What is being asked –
All entries must be repeated exactly; do not include the pictures.

Supplied material –
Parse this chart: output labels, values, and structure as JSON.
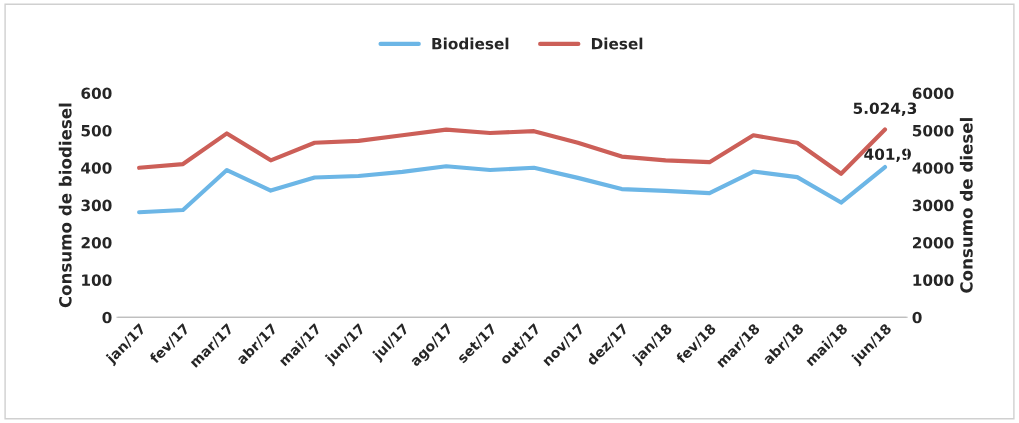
{
  "chart_data": {
    "type": "line",
    "ylabel": "Consumo de biodiesel",
    "y2label": "Consumo de diesel",
    "categories": [
      "jan/17",
      "fev/17",
      "mar/17",
      "abr/17",
      "mai/17",
      "jun/17",
      "jul/17",
      "ago/17",
      "set/17",
      "out/17",
      "nov/17",
      "dez/17",
      "jan/18",
      "fev/18",
      "mar/18",
      "abr/18",
      "mai/18",
      "jun/18"
    ],
    "series": [
      {
        "name": "Biodiesel",
        "color": "#6cb6e6",
        "values": [
          281,
          287,
          394,
          339,
          374,
          378,
          389,
          404,
          394,
          400,
          373,
          343,
          338,
          332,
          390,
          375,
          307,
          401.9
        ],
        "value_labels": [
          null,
          null,
          null,
          null,
          null,
          null,
          null,
          null,
          null,
          null,
          null,
          null,
          null,
          null,
          null,
          null,
          null,
          "401,9"
        ]
      },
      {
        "name": "Diesel",
        "color": "#cc5f58",
        "axis": "y2",
        "values": [
          4000,
          4100,
          4920,
          4200,
          4670,
          4720,
          4870,
          5020,
          4930,
          4980,
          4670,
          4300,
          4200,
          4150,
          4870,
          4670,
          3840,
          5024.3
        ],
        "value_labels": [
          null,
          null,
          null,
          null,
          null,
          null,
          null,
          null,
          null,
          null,
          null,
          null,
          null,
          null,
          null,
          null,
          null,
          "5.024,3"
        ]
      }
    ],
    "ylim": [
      0,
      600
    ],
    "yticks": [
      0,
      100,
      200,
      300,
      400,
      500,
      600
    ],
    "y2lim": [
      0,
      6000
    ],
    "y2ticks": [
      0,
      1000,
      2000,
      3000,
      4000,
      5000,
      6000
    ],
    "legend": "top",
    "grid": false,
    "marker": "none",
    "line_style": "solid"
  }
}
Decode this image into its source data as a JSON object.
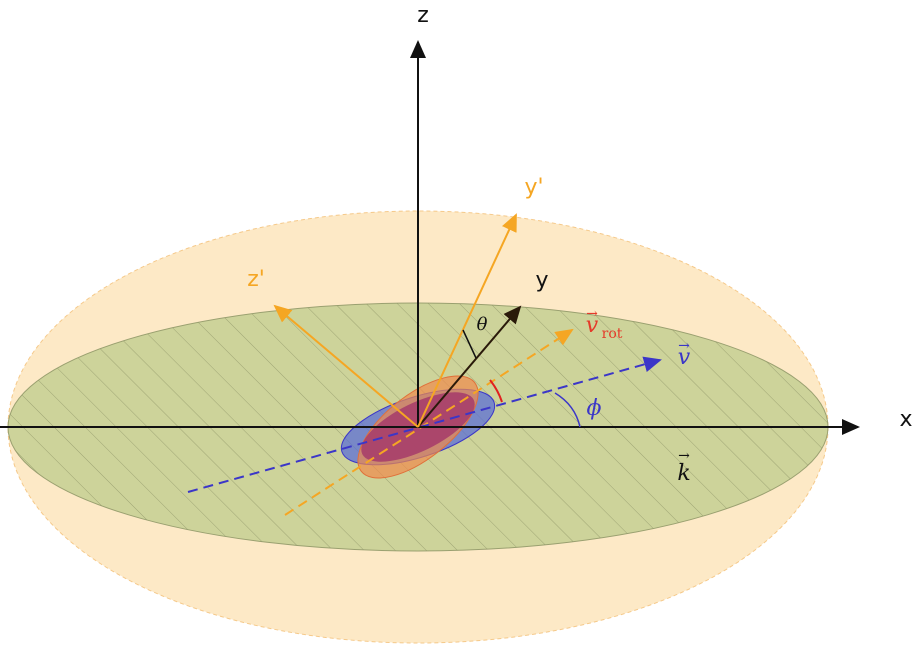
{
  "labels": {
    "x": "x",
    "y": "y",
    "z": "z",
    "y_prime": "y'",
    "z_prime": "z'",
    "theta": "θ",
    "phi": "ϕ",
    "v": "v",
    "v_rot": "v",
    "v_rot_sub": "rot",
    "k": "k",
    "vec_arrow": "→"
  },
  "colors": {
    "outer_ellipse": "#fde9c6",
    "outer_ellipse_edge": "#f5c98a",
    "inner_disk": "#cdd39a",
    "inner_disk_edge": "#9aa070",
    "hatch": "#8f9568",
    "axes": "#111111",
    "primed_axes": "#f5a623",
    "y_axis": "#2a1a0a",
    "v_vector": "#3b36c8",
    "v_rot_label": "#e53a2a",
    "blue_ellipse": "#5b6fd6",
    "orange_ellipse": "#f08a4b",
    "purple_overlap": "#a0306a",
    "red_arc": "#e02020"
  }
}
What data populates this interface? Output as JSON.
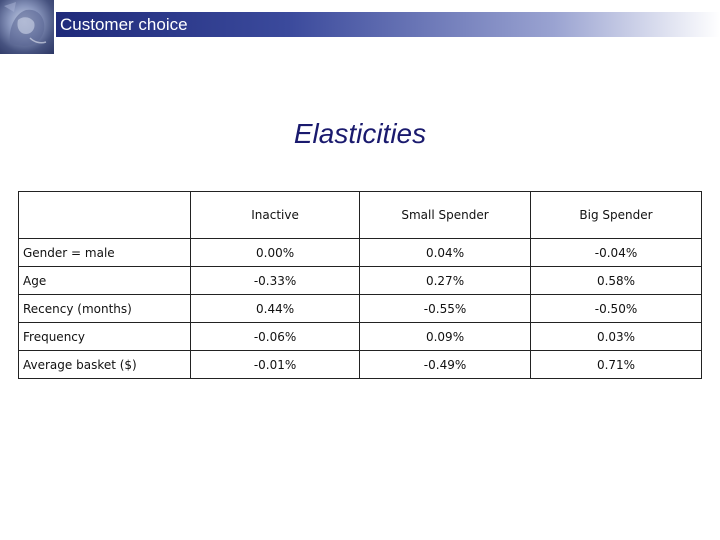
{
  "header": {
    "title": "Customer choice"
  },
  "slide": {
    "title": "Elasticities"
  },
  "table": {
    "columns": [
      "",
      "Inactive",
      "Small Spender",
      "Big Spender"
    ],
    "rows": [
      {
        "label": "Gender = male",
        "values": [
          "0.00%",
          "0.04%",
          "-0.04%"
        ]
      },
      {
        "label": "Age",
        "values": [
          "-0.33%",
          "0.27%",
          "0.58%"
        ]
      },
      {
        "label": "Recency (months)",
        "values": [
          "0.44%",
          "-0.55%",
          "-0.50%"
        ]
      },
      {
        "label": "Frequency",
        "values": [
          "-0.06%",
          "0.09%",
          "0.03%"
        ]
      },
      {
        "label": "Average basket ($)",
        "values": [
          "-0.01%",
          "-0.49%",
          "0.71%"
        ]
      }
    ]
  },
  "colors": {
    "header_bar": "#1f2a7a",
    "title_text": "#1a1a6e"
  },
  "icons": {
    "logo": "lion-statue-logo"
  }
}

Response –
Parse this chart: output labels, values, and structure as JSON.
{
  "chart_data": {
    "type": "line",
    "ylabel": "Consumo de biodiesel",
    "y2label": "Consumo de diesel",
    "categories": [
      "jan/17",
      "fev/17",
      "mar/17",
      "abr/17",
      "mai/17",
      "jun/17",
      "jul/17",
      "ago/17",
      "set/17",
      "out/17",
      "nov/17",
      "dez/17",
      "jan/18",
      "fev/18",
      "mar/18",
      "abr/18",
      "mai/18",
      "jun/18"
    ],
    "series": [
      {
        "name": "Biodiesel",
        "color": "#6cb6e6",
        "values": [
          281,
          287,
          394,
          339,
          374,
          378,
          389,
          404,
          394,
          400,
          373,
          343,
          338,
          332,
          390,
          375,
          307,
          401.9
        ],
        "value_labels": [
          null,
          null,
          null,
          null,
          null,
          null,
          null,
          null,
          null,
          null,
          null,
          null,
          null,
          null,
          null,
          null,
          null,
          "401,9"
        ]
      },
      {
        "name": "Diesel",
        "color": "#cc5f58",
        "axis": "y2",
        "values": [
          4000,
          4100,
          4920,
          4200,
          4670,
          4720,
          4870,
          5020,
          4930,
          4980,
          4670,
          4300,
          4200,
          4150,
          4870,
          4670,
          3840,
          5024.3
        ],
        "value_labels": [
          null,
          null,
          null,
          null,
          null,
          null,
          null,
          null,
          null,
          null,
          null,
          null,
          null,
          null,
          null,
          null,
          null,
          "5.024,3"
        ]
      }
    ],
    "ylim": [
      0,
      600
    ],
    "yticks": [
      0,
      100,
      200,
      300,
      400,
      500,
      600
    ],
    "y2lim": [
      0,
      6000
    ],
    "y2ticks": [
      0,
      1000,
      2000,
      3000,
      4000,
      5000,
      6000
    ],
    "legend": "top",
    "grid": false,
    "marker": "none",
    "line_style": "solid"
  }
}
Decode this image into its source data as a JSON object.
{
  "labels": {
    "x": "x",
    "y": "y",
    "z": "z",
    "y_prime": "y'",
    "z_prime": "z'",
    "theta": "θ",
    "phi": "ϕ",
    "v": "v",
    "v_rot": "v",
    "v_rot_sub": "rot",
    "k": "k",
    "vec_arrow": "→"
  },
  "colors": {
    "outer_ellipse": "#fde9c6",
    "outer_ellipse_edge": "#f5c98a",
    "inner_disk": "#cdd39a",
    "inner_disk_edge": "#9aa070",
    "hatch": "#8f9568",
    "axes": "#111111",
    "primed_axes": "#f5a623",
    "y_axis": "#2a1a0a",
    "v_vector": "#3b36c8",
    "v_rot_label": "#e53a2a",
    "blue_ellipse": "#5b6fd6",
    "orange_ellipse": "#f08a4b",
    "purple_overlap": "#a0306a",
    "red_arc": "#e02020"
  }
}
What data populates this interface? Output as JSON.
{
  "header": {
    "title": "Customer choice"
  },
  "slide": {
    "title": "Elasticities"
  },
  "table": {
    "columns": [
      "",
      "Inactive",
      "Small Spender",
      "Big Spender"
    ],
    "rows": [
      {
        "label": "Gender = male",
        "values": [
          "0.00%",
          "0.04%",
          "-0.04%"
        ]
      },
      {
        "label": "Age",
        "values": [
          "-0.33%",
          "0.27%",
          "0.58%"
        ]
      },
      {
        "label": "Recency (months)",
        "values": [
          "0.44%",
          "-0.55%",
          "-0.50%"
        ]
      },
      {
        "label": "Frequency",
        "values": [
          "-0.06%",
          "0.09%",
          "0.03%"
        ]
      },
      {
        "label": "Average basket ($)",
        "values": [
          "-0.01%",
          "-0.49%",
          "0.71%"
        ]
      }
    ]
  },
  "colors": {
    "header_bar": "#1f2a7a",
    "title_text": "#1a1a6e"
  },
  "icons": {
    "logo": "lion-statue-logo"
  }
}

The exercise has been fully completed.